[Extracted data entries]
-.-.-

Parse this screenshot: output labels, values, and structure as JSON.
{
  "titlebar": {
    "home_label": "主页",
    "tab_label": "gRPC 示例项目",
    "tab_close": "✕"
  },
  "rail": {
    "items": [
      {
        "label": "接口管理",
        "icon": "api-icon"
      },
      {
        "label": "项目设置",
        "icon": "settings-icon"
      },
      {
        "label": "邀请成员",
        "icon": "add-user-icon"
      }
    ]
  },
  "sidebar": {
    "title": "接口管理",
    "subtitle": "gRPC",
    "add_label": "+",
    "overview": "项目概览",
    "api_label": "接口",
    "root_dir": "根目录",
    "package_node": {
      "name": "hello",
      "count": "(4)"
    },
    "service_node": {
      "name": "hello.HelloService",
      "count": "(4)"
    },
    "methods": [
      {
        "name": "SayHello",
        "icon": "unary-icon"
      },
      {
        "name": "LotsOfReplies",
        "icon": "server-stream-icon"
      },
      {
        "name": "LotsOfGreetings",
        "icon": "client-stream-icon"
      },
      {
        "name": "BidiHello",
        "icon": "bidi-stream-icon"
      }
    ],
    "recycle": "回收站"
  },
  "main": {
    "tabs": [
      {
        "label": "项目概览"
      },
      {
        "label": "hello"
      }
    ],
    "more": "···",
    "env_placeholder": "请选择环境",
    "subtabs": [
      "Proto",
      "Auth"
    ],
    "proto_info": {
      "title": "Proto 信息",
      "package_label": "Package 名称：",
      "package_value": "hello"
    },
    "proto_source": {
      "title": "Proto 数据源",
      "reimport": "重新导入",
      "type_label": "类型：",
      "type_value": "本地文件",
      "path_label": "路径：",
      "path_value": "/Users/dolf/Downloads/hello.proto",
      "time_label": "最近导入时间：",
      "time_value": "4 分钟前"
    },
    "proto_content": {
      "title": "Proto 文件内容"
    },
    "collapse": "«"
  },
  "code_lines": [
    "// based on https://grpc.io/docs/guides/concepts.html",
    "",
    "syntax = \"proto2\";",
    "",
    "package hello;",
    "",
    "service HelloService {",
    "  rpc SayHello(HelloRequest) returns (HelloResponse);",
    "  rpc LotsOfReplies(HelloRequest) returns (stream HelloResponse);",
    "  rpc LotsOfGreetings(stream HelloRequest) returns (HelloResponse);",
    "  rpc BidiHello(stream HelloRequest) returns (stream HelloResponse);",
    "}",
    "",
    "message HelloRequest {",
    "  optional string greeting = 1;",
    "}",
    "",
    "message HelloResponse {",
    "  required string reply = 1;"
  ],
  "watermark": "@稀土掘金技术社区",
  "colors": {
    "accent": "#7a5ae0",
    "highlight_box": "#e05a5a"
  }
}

-.-.-

# Given request
Above are the records. Copy every line in them holding "LotsOfGreetings".

# Reply
        "name": "LotsOfGreetings",
    "  rpc LotsOfGreetings(stream HelloRequest) returns (HelloResponse);",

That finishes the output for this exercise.